→ What to work on: Render the data below as a Markdown table with the columns Row and Line, starting with the first line of the data and going on through the line that contains "bar-segment [264, 208, 381, 240]". Number each line in the Row column and leave out blank lines.

Element and region data:
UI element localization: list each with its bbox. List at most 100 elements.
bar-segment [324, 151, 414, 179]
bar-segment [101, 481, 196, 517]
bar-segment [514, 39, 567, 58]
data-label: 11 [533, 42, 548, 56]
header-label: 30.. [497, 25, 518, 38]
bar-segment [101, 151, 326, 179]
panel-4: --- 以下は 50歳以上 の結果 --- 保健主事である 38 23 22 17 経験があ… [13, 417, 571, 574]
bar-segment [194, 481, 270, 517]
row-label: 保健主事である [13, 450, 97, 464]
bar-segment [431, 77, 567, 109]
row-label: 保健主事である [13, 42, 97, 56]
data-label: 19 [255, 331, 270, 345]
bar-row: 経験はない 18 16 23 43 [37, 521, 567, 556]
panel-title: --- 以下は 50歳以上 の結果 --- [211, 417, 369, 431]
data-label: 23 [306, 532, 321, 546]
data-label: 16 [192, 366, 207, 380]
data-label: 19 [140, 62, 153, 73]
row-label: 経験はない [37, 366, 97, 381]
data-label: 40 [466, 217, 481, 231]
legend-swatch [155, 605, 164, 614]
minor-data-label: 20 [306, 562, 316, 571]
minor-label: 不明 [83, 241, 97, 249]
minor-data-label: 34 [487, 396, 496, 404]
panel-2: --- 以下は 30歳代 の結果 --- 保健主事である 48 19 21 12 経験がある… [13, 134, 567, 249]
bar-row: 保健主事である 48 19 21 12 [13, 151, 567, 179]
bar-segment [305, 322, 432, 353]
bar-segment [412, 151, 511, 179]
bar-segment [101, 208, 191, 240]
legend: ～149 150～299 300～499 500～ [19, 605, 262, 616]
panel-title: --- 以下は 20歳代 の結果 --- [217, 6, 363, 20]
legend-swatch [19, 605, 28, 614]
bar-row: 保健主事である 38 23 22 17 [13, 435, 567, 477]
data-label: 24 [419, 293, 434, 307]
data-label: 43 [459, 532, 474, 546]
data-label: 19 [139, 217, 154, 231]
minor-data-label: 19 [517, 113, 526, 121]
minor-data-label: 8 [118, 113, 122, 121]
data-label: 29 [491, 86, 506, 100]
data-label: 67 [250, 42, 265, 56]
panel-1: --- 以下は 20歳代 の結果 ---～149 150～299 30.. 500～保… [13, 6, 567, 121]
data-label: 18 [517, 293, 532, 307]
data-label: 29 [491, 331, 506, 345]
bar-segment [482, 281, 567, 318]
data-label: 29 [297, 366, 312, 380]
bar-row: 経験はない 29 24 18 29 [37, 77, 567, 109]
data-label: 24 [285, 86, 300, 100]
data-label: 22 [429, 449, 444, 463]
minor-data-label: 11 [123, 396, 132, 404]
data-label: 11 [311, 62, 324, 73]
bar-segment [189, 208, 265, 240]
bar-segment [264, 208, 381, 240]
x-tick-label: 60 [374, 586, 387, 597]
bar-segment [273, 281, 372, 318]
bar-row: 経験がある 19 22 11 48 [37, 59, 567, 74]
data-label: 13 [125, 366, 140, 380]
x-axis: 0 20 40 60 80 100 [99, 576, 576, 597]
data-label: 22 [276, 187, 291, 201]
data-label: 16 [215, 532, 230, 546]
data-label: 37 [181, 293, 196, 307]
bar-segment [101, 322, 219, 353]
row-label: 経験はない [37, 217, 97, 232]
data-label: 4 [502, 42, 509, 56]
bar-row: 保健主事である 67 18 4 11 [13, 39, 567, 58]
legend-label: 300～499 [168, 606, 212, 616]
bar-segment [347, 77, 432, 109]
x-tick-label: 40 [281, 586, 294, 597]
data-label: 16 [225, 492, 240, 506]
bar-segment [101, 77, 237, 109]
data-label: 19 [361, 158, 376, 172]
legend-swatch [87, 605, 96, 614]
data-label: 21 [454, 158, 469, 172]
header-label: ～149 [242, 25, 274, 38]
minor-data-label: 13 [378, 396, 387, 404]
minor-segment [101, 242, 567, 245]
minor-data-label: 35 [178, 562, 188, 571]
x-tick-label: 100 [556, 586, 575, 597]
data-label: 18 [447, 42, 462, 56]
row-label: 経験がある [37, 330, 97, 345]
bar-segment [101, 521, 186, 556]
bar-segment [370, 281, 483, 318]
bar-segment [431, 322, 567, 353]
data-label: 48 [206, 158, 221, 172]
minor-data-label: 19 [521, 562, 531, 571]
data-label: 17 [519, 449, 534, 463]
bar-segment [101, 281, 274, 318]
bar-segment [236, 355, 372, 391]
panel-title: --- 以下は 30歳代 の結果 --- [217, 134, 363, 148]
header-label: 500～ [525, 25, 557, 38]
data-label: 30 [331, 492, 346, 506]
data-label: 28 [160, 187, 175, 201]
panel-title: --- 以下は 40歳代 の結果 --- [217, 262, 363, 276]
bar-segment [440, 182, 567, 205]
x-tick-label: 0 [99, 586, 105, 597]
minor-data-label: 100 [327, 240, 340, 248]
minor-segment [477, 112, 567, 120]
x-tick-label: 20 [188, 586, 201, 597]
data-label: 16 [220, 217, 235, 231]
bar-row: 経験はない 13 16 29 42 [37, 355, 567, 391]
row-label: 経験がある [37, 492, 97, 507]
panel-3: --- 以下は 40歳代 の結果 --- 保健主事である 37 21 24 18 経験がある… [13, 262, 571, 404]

→ Task output:
| Row | Line |
|---|---|
| 1 | UI element localization: list each with its bbox. List at most 100 elements. |
| 2 | bar-segment [324, 151, 414, 179] |
| 3 | bar-segment [101, 481, 196, 517] |
| 4 | bar-segment [514, 39, 567, 58] |
| 5 | data-label: 11 [533, 42, 548, 56] |
| 6 | header-label: 30.. [497, 25, 518, 38] |
| 7 | bar-segment [101, 151, 326, 179] |
| 8 | panel-4: --- 以下は 50歳以上 の結果 --- 保健主事である 38 23 22 17 経験があ… [13, 417, 571, 574] |
| 9 | bar-segment [194, 481, 270, 517] |
| 10 | row-label: 保健主事である [13, 450, 97, 464] |
| 11 | bar-segment [431, 77, 567, 109] |
| 12 | row-label: 保健主事である [13, 42, 97, 56] |
| 13 | data-label: 19 [255, 331, 270, 345] |
| 14 | bar-row: 経験はない 18 16 23 43 [37, 521, 567, 556] |
| 15 | panel-title: --- 以下は 50歳以上 の結果 --- [211, 417, 369, 431] |
| 16 | data-label: 23 [306, 532, 321, 546] |
| 17 | data-label: 16 [192, 366, 207, 380] |
| 18 | data-label: 19 [140, 62, 153, 73] |
| 19 | row-label: 経験はない [37, 366, 97, 381] |
| 20 | data-label: 40 [466, 217, 481, 231] |
| 21 | legend-swatch [155, 605, 164, 614] |
| 22 | minor-data-label: 20 [306, 562, 316, 571] |
| 23 | minor-label: 不明 [83, 241, 97, 249] |
| 24 | minor-data-label: 34 [487, 396, 496, 404] |
| 25 | panel-2: --- 以下は 30歳代 の結果 --- 保健主事である 48 19 21 12 経験がある… [13, 134, 567, 249] |
| 26 | bar-row: 保健主事である 48 19 21 12 [13, 151, 567, 179] |
| 27 | bar-segment [305, 322, 432, 353] |
| 28 | bar-segment [412, 151, 511, 179] |
| 29 | bar-segment [101, 208, 191, 240] |
| 30 | legend: ～149 150～299 300～499 500～ [19, 605, 262, 616] |
| 31 | panel-title: --- 以下は 20歳代 の結果 --- [217, 6, 363, 20] |
| 32 | legend-swatch [19, 605, 28, 614] |
| 33 | bar-row: 保健主事である 38 23 22 17 [13, 435, 567, 477] |
| 34 | data-label: 24 [419, 293, 434, 307] |
| 35 | data-label: 43 [459, 532, 474, 546] |
| 36 | data-label: 19 [139, 217, 154, 231] |
| 37 | minor-data-label: 19 [517, 113, 526, 121] |
| 38 | minor-data-label: 8 [118, 113, 122, 121] |
| 39 | data-label: 29 [491, 86, 506, 100] |
| 40 | data-label: 67 [250, 42, 265, 56] |
| 41 | panel-1: --- 以下は 20歳代 の結果 ---～149 150～299 30.. 500～保… [13, 6, 567, 121] |
| 42 | data-label: 18 [517, 293, 532, 307] |
| 43 | data-label: 29 [491, 331, 506, 345] |
| 44 | bar-segment [482, 281, 567, 318] |
| 45 | data-label: 29 [297, 366, 312, 380] |
| 46 | bar-row: 経験はない 29 24 18 29 [37, 77, 567, 109] |
| 47 | data-label: 24 [285, 86, 300, 100] |
| 48 | data-label: 22 [429, 449, 444, 463] |
| 49 | minor-data-label: 11 [123, 396, 132, 404] |
| 50 | data-label: 11 [311, 62, 324, 73] |
| 51 | bar-segment [189, 208, 265, 240] |
| 52 | bar-segment [264, 208, 381, 240] |